____ Dataset records
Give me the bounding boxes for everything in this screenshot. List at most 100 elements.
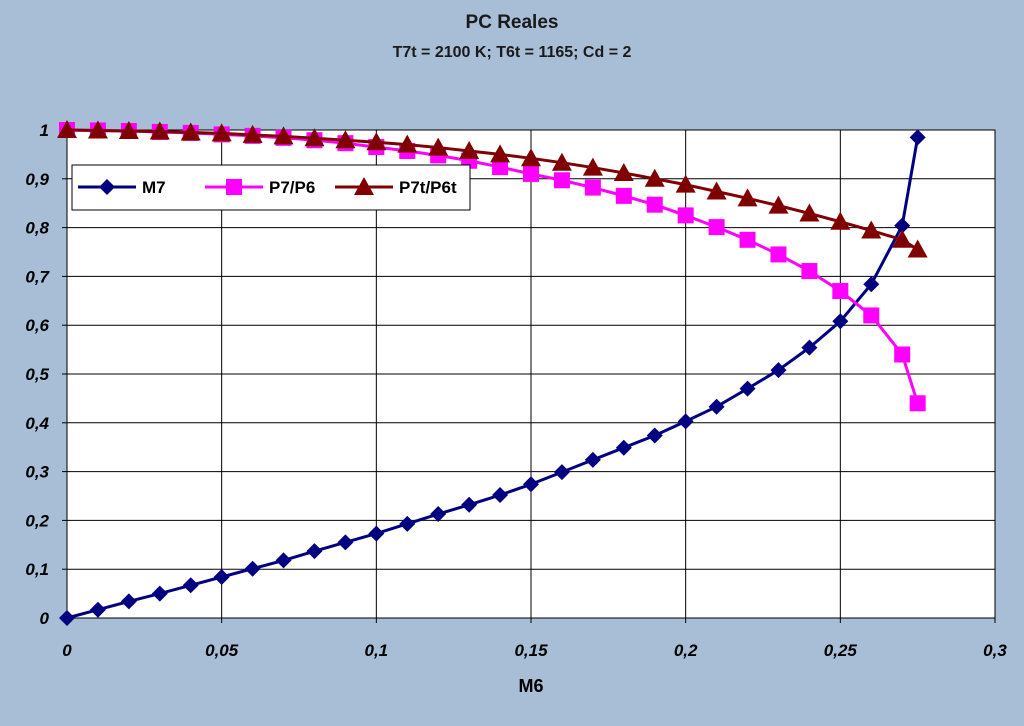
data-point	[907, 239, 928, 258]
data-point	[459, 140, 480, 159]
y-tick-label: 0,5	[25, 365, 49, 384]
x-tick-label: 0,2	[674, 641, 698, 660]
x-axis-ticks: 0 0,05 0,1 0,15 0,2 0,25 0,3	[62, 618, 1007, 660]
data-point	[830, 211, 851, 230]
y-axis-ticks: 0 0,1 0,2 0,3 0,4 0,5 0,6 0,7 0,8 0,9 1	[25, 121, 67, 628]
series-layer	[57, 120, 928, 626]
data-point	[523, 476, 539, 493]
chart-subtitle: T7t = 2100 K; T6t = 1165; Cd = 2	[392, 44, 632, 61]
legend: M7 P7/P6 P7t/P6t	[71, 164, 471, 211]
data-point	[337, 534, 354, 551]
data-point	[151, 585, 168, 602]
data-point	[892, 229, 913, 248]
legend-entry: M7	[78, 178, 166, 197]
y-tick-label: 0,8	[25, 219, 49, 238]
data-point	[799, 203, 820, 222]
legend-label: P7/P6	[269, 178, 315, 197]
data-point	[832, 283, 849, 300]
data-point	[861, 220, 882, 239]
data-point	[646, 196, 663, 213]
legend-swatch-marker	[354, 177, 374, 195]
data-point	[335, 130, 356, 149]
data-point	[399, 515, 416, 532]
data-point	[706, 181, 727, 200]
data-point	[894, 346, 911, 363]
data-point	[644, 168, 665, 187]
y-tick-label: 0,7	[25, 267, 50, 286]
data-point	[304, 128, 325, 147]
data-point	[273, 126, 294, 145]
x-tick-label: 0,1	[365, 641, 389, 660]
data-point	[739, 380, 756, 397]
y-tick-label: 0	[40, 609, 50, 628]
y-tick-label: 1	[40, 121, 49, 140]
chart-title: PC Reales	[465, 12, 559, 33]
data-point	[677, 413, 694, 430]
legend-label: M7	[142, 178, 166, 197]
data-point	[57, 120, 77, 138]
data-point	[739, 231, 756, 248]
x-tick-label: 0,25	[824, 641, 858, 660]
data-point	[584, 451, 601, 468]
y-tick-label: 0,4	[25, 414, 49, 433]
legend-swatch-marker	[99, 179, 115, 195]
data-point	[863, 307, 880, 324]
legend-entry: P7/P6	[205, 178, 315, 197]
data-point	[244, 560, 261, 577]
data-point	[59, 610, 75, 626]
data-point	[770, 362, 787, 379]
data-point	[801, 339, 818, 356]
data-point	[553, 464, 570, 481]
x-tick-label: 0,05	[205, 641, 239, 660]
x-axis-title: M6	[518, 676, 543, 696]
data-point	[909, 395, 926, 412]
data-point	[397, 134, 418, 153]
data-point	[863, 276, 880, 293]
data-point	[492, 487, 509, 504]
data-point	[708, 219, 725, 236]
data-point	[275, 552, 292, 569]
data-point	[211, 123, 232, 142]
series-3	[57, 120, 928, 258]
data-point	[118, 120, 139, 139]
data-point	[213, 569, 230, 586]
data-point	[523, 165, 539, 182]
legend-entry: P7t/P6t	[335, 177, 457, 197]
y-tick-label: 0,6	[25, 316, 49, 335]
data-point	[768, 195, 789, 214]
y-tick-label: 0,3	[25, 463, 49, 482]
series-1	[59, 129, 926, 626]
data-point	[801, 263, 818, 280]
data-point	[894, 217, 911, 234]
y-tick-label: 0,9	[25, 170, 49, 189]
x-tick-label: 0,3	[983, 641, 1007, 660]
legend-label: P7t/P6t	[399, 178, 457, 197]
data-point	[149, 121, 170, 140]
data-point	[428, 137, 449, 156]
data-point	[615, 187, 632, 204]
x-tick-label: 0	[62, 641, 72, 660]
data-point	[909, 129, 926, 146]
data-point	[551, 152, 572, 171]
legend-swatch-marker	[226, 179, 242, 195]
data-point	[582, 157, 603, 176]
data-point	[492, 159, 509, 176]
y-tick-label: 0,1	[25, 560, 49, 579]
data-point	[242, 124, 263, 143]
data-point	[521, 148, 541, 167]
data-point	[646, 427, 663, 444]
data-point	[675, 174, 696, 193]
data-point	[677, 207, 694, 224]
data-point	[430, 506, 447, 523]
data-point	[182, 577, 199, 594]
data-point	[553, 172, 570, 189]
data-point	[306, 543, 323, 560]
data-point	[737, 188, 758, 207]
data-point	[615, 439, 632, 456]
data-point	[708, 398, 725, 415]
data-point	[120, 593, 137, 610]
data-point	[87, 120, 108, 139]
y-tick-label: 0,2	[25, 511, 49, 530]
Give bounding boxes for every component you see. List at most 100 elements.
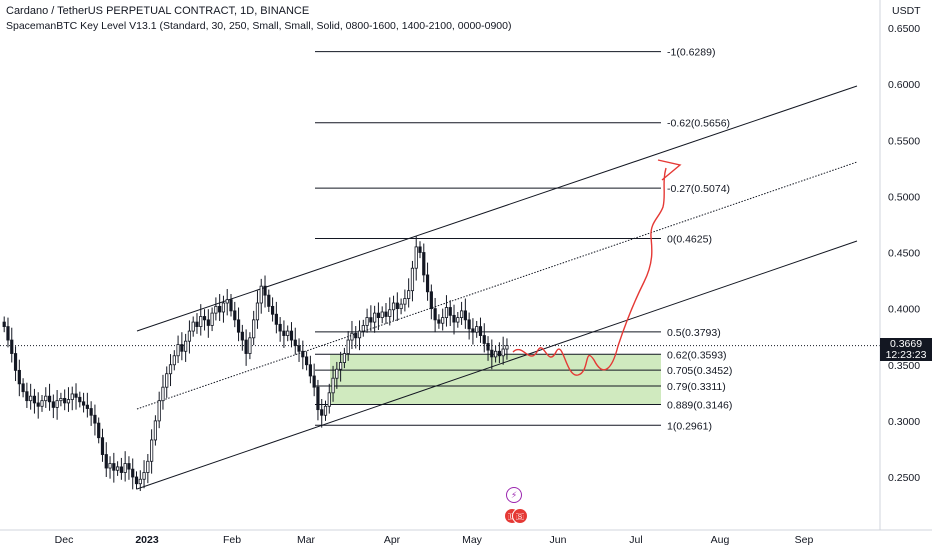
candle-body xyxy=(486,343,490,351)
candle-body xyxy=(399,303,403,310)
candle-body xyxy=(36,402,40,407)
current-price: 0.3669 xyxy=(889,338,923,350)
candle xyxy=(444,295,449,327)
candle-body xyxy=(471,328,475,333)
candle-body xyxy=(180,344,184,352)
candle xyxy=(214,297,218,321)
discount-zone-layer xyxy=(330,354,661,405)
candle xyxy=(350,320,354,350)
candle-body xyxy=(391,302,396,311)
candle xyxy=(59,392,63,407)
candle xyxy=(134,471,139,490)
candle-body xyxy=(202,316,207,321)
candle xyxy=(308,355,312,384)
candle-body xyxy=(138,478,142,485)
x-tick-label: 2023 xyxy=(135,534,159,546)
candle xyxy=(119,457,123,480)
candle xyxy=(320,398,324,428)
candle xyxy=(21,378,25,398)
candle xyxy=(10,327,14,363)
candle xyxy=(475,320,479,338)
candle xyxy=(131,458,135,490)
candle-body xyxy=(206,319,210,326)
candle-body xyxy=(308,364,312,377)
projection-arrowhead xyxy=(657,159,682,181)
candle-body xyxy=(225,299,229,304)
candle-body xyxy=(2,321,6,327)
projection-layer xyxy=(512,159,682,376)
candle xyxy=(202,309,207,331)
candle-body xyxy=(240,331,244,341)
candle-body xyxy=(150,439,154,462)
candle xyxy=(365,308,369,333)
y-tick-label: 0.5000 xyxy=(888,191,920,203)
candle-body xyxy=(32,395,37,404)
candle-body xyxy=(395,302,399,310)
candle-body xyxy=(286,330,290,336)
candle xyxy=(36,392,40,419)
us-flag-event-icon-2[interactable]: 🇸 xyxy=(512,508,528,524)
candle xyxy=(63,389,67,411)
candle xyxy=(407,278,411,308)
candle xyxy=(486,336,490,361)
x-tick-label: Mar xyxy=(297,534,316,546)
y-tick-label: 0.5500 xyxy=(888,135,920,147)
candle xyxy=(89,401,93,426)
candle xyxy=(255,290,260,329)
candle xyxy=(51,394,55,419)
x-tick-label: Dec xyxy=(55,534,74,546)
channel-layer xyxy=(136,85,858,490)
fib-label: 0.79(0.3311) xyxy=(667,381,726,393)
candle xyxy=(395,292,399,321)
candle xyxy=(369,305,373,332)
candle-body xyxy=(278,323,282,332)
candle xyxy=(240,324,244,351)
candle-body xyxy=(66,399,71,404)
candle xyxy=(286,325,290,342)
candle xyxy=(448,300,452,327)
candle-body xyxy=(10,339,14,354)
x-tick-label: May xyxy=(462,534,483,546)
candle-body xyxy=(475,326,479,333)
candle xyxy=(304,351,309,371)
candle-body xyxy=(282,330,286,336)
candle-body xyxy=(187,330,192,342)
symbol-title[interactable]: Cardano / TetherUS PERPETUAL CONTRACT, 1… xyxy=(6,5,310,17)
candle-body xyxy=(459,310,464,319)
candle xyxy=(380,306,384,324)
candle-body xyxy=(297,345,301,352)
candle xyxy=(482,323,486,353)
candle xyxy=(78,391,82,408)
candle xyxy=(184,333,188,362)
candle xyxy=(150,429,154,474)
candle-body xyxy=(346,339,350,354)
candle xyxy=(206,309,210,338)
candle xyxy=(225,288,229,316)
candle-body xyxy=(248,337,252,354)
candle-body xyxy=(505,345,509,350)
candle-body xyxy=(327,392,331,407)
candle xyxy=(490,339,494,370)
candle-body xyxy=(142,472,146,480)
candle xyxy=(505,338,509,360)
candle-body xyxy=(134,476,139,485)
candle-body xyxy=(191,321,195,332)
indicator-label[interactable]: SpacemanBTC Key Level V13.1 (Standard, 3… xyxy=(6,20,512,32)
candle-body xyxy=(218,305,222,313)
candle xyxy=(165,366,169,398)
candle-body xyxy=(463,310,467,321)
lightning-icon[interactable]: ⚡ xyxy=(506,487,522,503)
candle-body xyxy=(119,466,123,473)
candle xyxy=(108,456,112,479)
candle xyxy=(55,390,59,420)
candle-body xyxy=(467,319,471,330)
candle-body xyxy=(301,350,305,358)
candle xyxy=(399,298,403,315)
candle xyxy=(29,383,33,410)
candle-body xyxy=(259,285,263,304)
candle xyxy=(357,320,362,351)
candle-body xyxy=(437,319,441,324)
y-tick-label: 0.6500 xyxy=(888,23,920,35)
________
:: Your task ::
Format the part of the listing that opens with the line containing "candle-body xyxy=(486,343,490,351)" and closes with the line containing "candle-body xyxy=(202,316,207,321)" as a JSON list of strings, one string per line, omitting blank lines.

:: Answer in full ::
[
  "candle-body xyxy=(486,343,490,351)",
  "candle-body xyxy=(399,303,403,310)",
  "candle-body xyxy=(36,402,40,407)",
  "current-price: 0.3669 xyxy=(889,338,923,350)",
  "candle xyxy=(444,295,449,327)",
  "candle-body xyxy=(471,328,475,333)",
  "candle-body xyxy=(180,344,184,352)",
  "candle xyxy=(214,297,218,321)",
  "discount-zone-layer xyxy=(330,354,661,405)",
  "candle xyxy=(350,320,354,350)",
  "candle-body xyxy=(391,302,396,311)",
  "candle xyxy=(59,392,63,407)",
  "candle xyxy=(134,471,139,490)",
  "candle-body xyxy=(202,316,207,321)"
]